## SET TASK
Identify every line in the records below that contains the word "Processor", and reproduce each one.

□ □ □ □

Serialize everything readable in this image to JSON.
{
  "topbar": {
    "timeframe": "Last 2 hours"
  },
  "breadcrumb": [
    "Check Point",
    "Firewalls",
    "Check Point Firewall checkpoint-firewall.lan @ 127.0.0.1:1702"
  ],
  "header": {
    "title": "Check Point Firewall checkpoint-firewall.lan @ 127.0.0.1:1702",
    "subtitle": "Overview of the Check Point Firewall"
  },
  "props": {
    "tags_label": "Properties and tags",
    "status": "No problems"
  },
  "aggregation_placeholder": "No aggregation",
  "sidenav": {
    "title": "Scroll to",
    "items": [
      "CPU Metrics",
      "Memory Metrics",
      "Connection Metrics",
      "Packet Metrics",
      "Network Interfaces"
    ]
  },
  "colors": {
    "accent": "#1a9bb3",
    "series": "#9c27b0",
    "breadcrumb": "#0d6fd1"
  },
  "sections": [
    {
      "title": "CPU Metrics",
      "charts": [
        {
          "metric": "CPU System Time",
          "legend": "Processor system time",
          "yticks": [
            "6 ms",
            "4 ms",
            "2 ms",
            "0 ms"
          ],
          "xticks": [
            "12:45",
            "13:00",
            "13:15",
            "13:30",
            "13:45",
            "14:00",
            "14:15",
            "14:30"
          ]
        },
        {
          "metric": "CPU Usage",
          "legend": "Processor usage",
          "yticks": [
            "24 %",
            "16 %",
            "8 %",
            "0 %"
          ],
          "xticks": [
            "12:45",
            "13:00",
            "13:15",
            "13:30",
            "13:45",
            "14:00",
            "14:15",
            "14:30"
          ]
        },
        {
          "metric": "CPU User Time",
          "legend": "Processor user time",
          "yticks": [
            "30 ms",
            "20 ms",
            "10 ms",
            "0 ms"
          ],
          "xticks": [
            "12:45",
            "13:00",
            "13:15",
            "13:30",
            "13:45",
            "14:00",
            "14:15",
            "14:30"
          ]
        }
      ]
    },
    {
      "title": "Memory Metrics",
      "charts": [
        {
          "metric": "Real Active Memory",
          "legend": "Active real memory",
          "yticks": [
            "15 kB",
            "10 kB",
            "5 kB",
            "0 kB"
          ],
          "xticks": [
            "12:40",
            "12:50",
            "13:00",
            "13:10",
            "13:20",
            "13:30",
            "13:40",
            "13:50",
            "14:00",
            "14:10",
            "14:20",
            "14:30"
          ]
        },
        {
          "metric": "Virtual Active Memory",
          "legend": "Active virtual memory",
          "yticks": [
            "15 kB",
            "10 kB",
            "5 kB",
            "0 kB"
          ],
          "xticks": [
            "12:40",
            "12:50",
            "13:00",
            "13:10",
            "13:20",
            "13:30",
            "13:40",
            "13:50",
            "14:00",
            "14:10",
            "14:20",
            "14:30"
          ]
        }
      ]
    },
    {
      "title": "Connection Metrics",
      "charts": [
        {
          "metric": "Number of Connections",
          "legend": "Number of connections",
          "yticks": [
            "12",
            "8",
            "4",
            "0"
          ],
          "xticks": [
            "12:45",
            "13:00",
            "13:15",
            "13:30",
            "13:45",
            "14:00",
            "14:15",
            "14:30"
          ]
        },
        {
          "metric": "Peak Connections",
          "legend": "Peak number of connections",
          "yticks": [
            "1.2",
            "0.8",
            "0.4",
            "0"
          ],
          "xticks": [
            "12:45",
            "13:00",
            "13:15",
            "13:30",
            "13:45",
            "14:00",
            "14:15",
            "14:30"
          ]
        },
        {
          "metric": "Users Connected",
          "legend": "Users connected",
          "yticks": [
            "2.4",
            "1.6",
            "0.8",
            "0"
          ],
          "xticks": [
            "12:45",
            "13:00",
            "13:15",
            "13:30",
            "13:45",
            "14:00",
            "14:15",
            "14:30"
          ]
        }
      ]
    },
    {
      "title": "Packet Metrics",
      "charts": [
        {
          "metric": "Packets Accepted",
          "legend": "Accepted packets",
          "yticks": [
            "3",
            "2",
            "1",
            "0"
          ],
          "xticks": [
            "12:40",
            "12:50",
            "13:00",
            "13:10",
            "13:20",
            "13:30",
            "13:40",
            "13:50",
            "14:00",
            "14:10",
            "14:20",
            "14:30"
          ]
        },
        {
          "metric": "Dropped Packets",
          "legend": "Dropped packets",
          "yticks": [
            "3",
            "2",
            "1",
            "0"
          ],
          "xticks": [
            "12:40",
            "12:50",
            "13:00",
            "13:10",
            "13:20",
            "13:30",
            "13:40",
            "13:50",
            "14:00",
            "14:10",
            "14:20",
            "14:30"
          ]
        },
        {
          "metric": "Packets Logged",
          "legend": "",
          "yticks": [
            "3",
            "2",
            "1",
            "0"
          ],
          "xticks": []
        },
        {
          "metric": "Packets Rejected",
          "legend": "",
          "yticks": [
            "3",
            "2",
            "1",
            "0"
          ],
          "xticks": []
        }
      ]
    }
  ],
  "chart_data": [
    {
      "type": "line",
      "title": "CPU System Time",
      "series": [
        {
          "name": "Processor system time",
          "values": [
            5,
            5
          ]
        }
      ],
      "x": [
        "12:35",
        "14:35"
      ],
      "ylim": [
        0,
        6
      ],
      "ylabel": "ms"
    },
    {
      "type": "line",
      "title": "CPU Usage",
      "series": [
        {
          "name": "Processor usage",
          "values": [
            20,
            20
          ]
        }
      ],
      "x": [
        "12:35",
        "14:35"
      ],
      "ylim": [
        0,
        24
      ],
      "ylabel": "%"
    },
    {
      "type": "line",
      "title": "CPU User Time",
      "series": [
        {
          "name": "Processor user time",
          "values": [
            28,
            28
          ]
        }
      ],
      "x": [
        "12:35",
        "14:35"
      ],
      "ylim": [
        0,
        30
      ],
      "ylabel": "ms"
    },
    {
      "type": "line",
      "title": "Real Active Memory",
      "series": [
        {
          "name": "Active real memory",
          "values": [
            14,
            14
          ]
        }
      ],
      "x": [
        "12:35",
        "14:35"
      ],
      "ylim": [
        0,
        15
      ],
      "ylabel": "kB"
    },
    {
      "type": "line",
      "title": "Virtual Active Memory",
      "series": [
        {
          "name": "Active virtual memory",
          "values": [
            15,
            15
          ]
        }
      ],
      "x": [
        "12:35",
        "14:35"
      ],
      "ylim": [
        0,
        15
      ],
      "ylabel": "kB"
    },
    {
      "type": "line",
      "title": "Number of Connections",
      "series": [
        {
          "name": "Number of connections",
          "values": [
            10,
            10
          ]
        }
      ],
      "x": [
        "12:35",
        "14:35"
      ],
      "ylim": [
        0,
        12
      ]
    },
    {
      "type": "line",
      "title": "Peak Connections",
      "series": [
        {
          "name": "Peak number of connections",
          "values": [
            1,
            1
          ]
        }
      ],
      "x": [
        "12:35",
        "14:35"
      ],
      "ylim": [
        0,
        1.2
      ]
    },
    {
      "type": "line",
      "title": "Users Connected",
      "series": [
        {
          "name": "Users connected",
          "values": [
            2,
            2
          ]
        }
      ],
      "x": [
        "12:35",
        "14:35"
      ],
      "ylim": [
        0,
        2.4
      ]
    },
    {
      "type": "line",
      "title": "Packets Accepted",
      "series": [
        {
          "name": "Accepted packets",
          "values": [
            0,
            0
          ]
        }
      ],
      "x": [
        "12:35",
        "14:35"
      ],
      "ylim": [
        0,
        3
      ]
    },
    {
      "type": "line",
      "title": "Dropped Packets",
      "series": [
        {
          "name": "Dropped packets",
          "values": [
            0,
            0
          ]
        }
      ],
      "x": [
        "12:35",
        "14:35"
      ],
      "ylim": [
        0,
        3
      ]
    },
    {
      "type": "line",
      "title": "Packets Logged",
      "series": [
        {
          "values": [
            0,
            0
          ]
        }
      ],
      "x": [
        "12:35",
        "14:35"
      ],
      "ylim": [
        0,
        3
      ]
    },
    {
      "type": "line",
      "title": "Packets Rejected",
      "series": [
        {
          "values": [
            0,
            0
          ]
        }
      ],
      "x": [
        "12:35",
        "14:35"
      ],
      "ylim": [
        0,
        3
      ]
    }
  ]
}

□ □ □ □

## EXERCISE OUTPUT
          "legend": "Processor system time",
          "legend": "Processor usage",
          "legend": "Processor user time",
          "name": "Processor system time",
          "name": "Processor usage",
          "name": "Processor user time",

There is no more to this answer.